*TASK INSTRUCTIONS*
Count the lines that include the string "this", and give only that number.

++++++

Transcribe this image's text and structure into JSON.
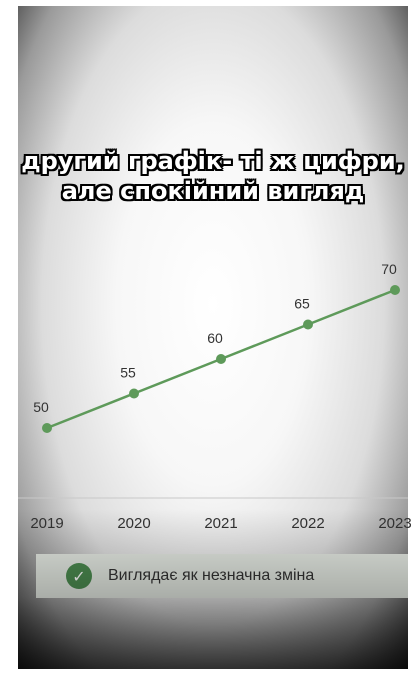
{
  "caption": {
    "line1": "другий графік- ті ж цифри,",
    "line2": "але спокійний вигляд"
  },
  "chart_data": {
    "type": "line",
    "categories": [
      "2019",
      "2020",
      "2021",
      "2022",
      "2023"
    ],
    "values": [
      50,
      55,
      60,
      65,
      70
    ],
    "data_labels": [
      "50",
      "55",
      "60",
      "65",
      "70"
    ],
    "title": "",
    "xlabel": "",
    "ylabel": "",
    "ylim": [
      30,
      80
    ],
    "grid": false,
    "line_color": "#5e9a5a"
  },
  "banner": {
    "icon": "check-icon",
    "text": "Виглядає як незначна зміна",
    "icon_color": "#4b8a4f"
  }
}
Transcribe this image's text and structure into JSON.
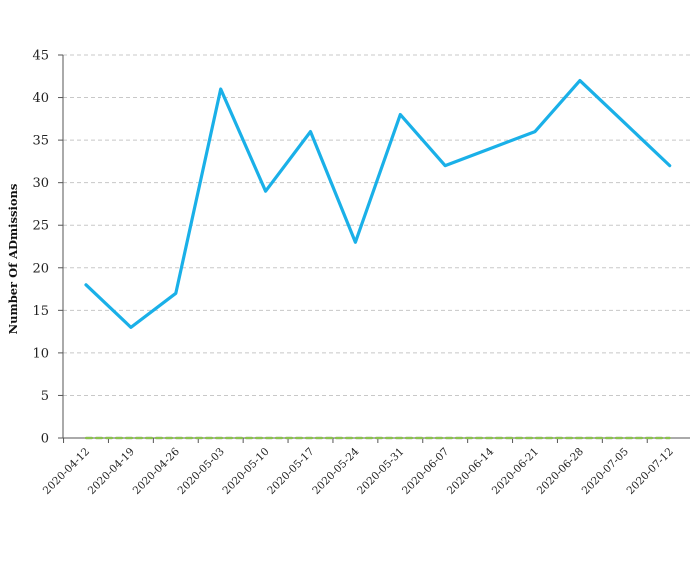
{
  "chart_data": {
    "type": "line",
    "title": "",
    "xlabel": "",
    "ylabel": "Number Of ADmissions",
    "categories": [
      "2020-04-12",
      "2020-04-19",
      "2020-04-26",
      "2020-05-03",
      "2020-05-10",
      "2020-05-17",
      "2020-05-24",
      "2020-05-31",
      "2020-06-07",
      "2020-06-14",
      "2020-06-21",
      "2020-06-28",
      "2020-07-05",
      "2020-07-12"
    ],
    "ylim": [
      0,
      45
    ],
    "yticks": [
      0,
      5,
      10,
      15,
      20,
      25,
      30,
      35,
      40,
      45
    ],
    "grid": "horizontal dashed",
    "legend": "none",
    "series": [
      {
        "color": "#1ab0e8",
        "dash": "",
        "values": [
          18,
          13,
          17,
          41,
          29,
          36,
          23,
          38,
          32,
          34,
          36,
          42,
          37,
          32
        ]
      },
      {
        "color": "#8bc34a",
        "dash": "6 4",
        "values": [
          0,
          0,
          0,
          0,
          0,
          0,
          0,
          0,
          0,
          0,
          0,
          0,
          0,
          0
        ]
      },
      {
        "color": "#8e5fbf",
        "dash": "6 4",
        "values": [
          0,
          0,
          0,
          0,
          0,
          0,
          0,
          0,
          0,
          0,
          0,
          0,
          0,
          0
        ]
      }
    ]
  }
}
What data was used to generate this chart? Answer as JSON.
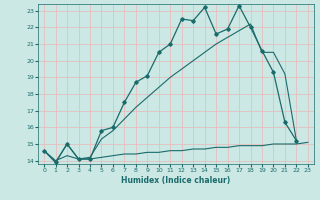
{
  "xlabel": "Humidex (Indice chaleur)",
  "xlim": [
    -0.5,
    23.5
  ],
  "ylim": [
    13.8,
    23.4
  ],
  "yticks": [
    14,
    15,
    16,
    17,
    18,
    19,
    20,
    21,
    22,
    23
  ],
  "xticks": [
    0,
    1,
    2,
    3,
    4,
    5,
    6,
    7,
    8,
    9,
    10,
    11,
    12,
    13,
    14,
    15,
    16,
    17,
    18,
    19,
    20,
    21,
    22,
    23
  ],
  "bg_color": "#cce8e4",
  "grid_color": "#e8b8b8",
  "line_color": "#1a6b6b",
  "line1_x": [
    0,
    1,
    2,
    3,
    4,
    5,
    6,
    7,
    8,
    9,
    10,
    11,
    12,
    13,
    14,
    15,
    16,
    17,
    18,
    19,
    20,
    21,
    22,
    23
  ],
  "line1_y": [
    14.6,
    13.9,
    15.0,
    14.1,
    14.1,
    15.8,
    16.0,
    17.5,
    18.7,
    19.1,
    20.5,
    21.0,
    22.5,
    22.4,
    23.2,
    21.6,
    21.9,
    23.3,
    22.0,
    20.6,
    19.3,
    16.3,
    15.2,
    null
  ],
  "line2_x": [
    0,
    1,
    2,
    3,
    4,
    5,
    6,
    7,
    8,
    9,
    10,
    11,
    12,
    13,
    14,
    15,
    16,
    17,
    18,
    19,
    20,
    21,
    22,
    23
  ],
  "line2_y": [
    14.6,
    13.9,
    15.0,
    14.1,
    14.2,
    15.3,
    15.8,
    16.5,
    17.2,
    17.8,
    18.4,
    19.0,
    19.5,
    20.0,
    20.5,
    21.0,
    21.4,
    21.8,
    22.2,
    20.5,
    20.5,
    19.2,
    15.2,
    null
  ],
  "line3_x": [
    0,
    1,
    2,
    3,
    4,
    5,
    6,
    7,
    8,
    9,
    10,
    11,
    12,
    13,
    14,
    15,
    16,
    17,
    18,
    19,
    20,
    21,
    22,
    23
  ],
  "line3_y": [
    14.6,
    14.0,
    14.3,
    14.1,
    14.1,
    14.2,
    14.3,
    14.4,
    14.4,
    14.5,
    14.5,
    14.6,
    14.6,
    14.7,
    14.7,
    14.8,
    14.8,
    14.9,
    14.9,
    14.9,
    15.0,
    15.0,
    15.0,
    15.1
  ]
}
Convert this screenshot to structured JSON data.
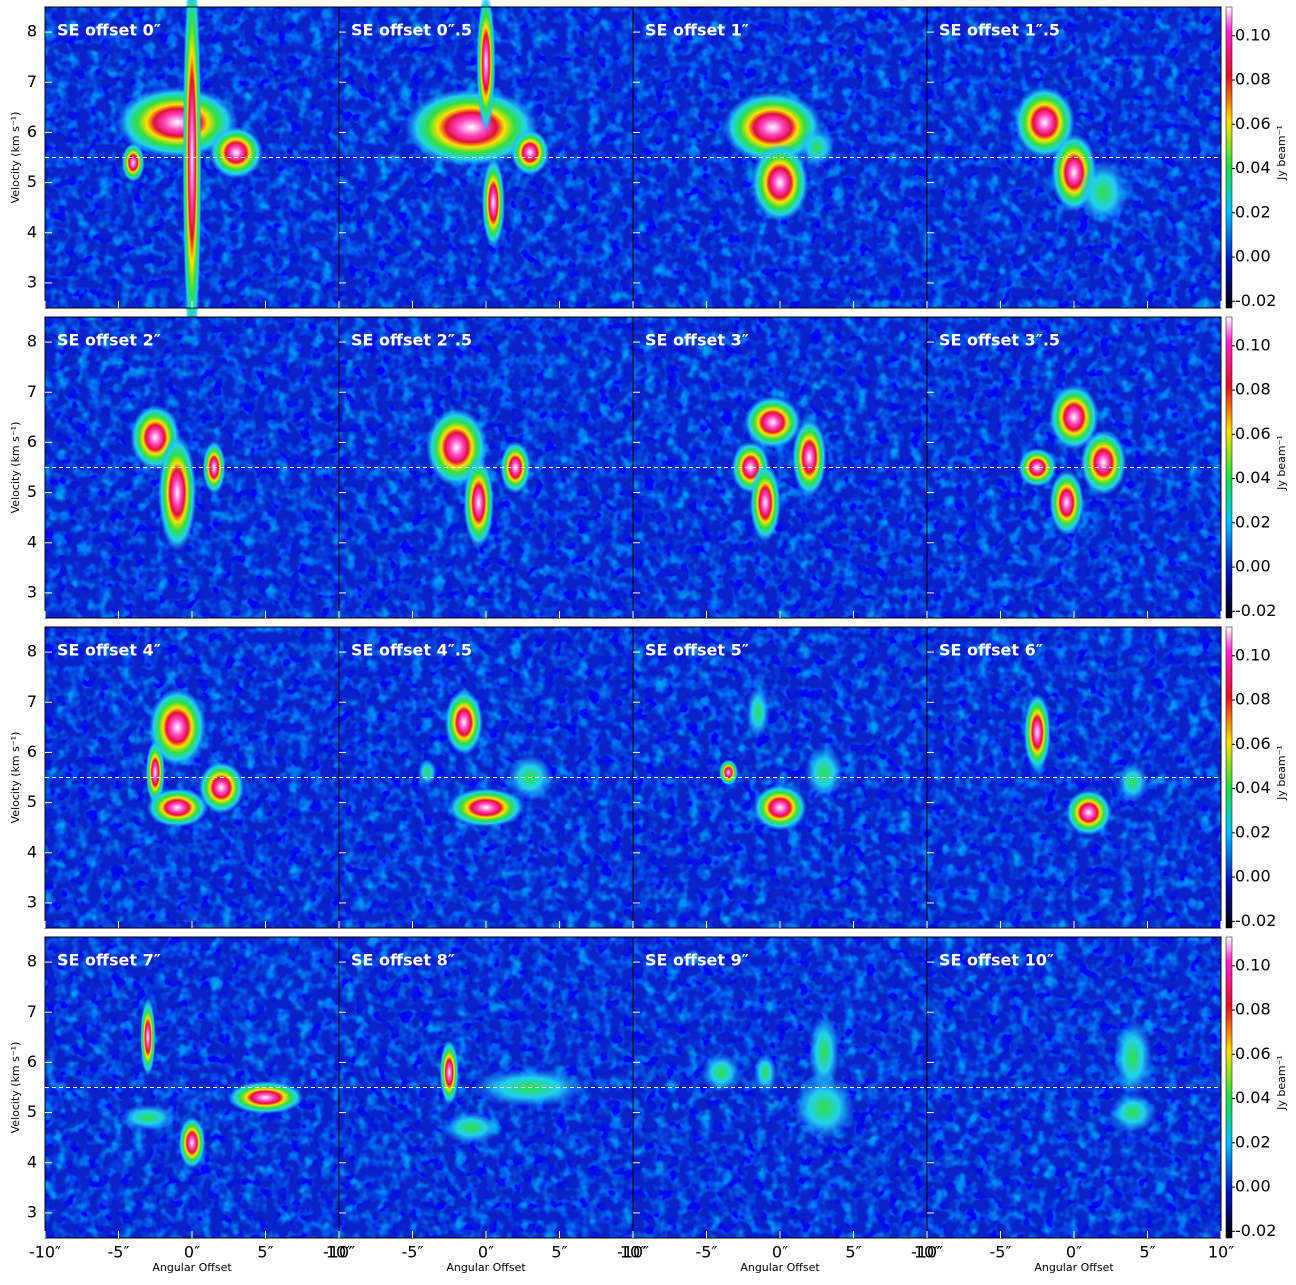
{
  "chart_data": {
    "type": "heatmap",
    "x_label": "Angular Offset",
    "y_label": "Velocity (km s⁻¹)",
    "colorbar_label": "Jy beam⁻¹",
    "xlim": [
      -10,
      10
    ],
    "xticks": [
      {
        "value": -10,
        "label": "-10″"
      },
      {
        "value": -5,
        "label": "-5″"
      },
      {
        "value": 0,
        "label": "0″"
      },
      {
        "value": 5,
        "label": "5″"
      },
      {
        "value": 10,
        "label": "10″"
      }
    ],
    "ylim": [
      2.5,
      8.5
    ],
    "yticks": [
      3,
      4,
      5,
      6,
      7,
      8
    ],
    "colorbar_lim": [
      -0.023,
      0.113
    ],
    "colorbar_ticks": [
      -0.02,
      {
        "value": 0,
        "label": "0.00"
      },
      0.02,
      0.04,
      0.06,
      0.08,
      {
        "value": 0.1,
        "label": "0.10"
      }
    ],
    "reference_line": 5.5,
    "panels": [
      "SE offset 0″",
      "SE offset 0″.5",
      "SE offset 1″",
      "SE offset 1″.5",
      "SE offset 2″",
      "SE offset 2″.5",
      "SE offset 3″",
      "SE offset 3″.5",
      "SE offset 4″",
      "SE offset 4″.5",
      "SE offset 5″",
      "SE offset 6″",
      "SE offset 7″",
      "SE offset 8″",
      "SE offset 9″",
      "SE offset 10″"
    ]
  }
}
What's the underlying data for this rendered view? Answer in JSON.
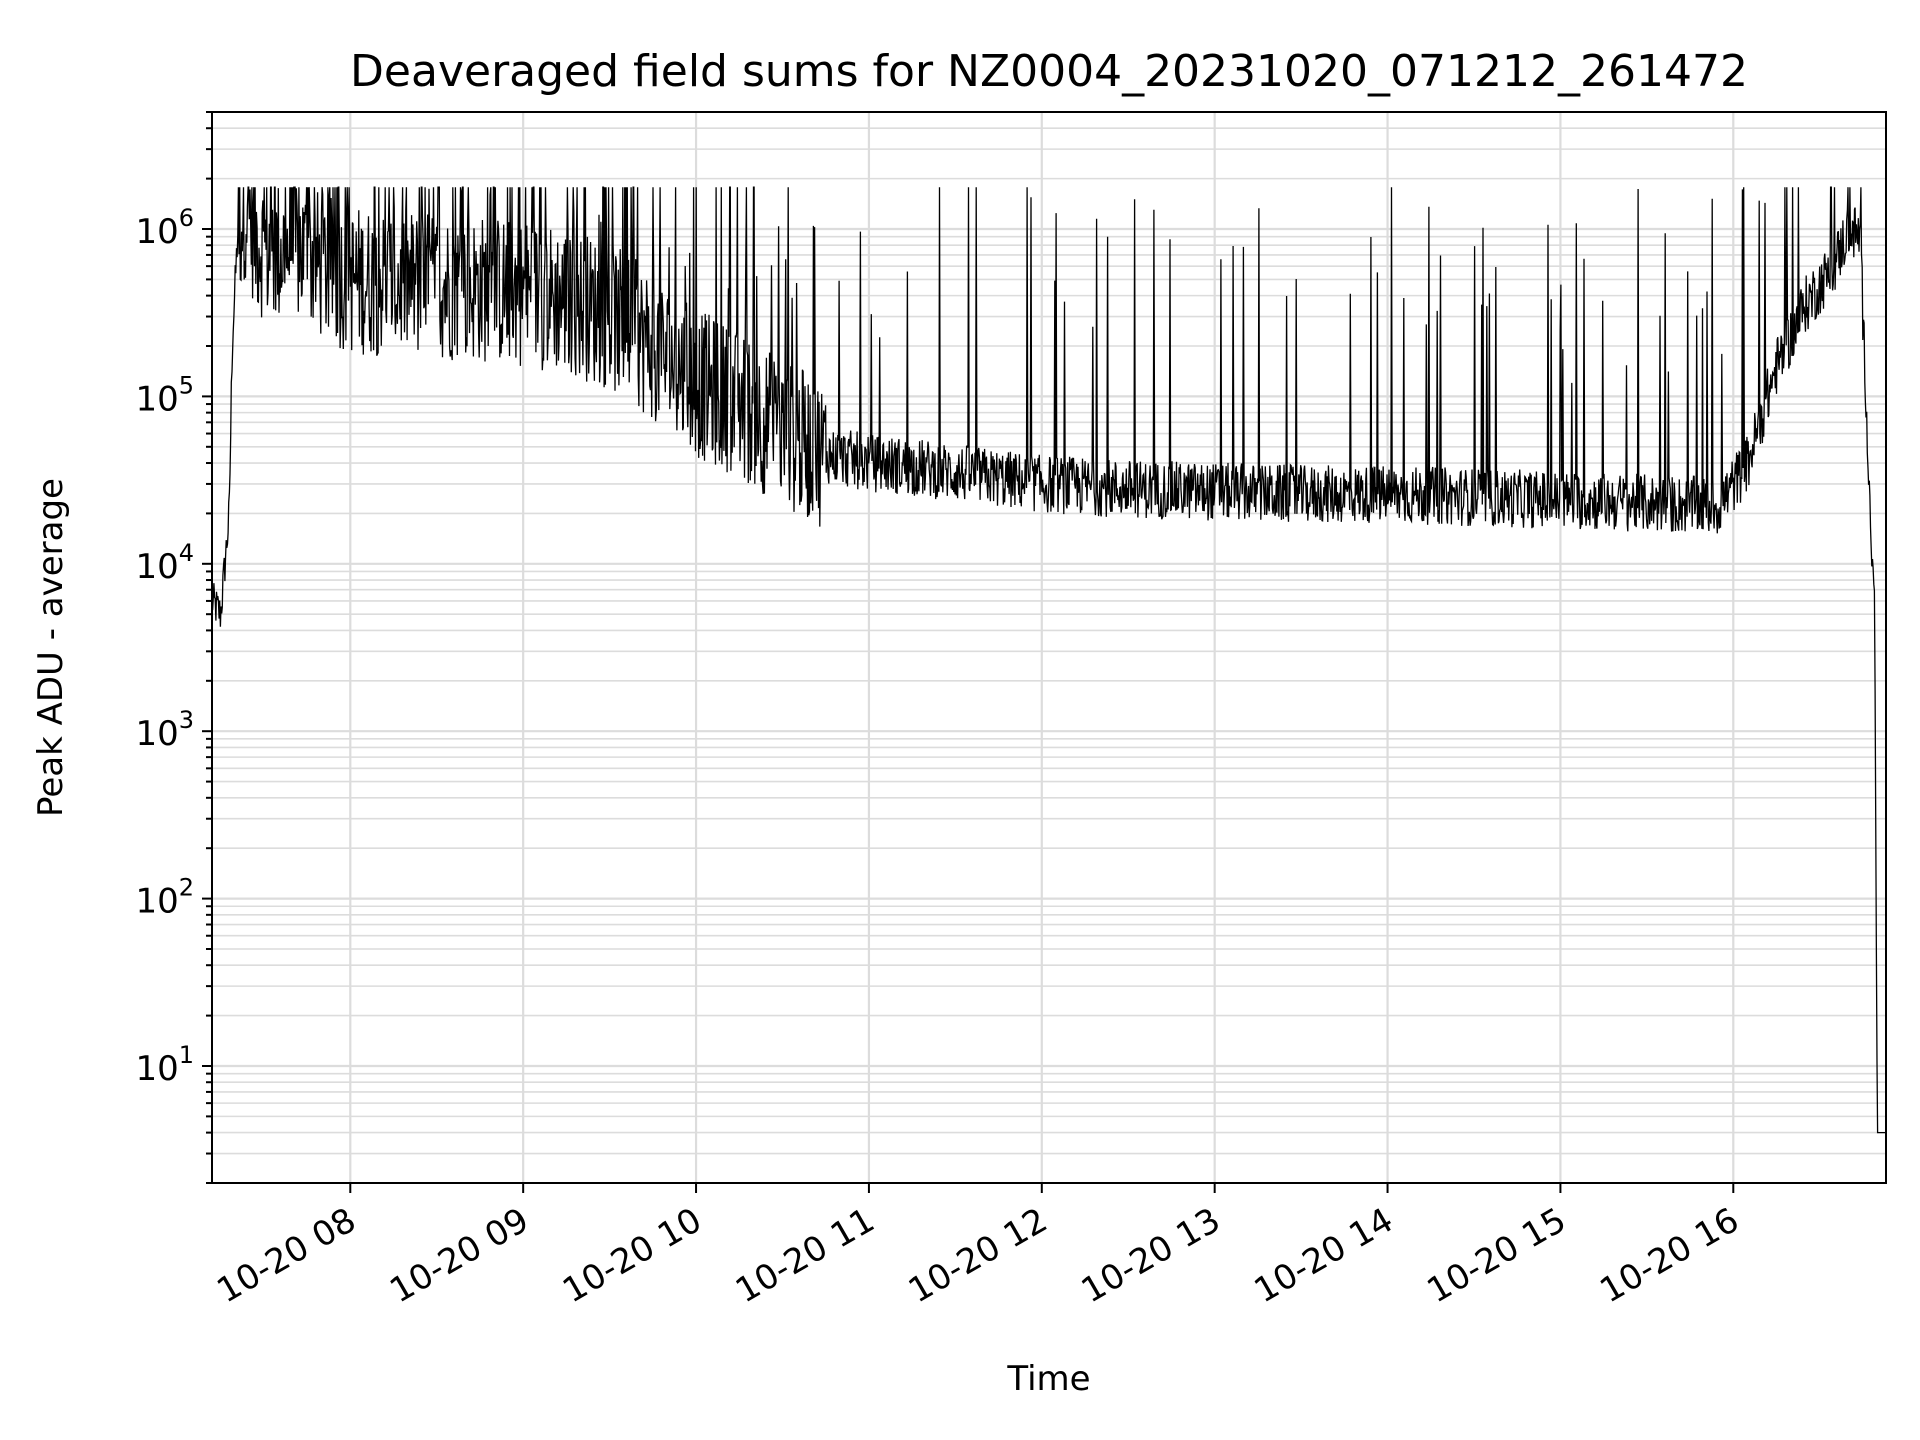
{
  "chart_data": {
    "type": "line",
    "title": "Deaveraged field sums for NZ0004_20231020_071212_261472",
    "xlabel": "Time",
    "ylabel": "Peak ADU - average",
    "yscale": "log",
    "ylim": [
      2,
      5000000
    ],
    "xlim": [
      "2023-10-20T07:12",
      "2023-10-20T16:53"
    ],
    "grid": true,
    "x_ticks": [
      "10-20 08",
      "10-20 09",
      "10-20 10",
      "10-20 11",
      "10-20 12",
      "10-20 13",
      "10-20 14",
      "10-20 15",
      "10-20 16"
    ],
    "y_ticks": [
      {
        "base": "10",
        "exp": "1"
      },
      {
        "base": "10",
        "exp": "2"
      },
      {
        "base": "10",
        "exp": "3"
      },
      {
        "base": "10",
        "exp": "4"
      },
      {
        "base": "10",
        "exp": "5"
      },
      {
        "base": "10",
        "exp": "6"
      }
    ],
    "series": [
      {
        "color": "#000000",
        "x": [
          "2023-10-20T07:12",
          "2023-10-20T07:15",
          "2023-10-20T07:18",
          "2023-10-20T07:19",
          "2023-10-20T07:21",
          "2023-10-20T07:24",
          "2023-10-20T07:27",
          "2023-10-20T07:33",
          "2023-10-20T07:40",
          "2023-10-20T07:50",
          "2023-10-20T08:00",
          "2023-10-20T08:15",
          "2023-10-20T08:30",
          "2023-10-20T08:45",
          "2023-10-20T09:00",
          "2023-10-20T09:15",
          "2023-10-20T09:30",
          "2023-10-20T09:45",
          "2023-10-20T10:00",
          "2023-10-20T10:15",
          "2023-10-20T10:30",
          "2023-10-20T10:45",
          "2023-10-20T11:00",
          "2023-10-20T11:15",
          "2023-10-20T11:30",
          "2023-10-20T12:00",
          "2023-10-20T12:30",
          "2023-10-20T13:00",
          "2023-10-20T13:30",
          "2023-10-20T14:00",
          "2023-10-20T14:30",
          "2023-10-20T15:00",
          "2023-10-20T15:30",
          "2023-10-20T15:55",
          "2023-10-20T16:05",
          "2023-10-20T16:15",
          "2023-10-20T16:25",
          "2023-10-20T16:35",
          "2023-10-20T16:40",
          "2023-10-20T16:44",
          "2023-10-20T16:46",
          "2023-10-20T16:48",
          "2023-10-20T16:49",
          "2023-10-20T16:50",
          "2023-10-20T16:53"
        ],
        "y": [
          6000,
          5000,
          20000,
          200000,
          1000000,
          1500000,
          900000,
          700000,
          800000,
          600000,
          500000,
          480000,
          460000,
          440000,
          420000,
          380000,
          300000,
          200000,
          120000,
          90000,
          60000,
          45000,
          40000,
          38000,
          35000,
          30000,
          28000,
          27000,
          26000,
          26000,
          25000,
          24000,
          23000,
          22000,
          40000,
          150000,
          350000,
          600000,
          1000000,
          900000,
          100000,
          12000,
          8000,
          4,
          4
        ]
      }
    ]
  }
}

++++++

*SOLVED EXERCISE*
5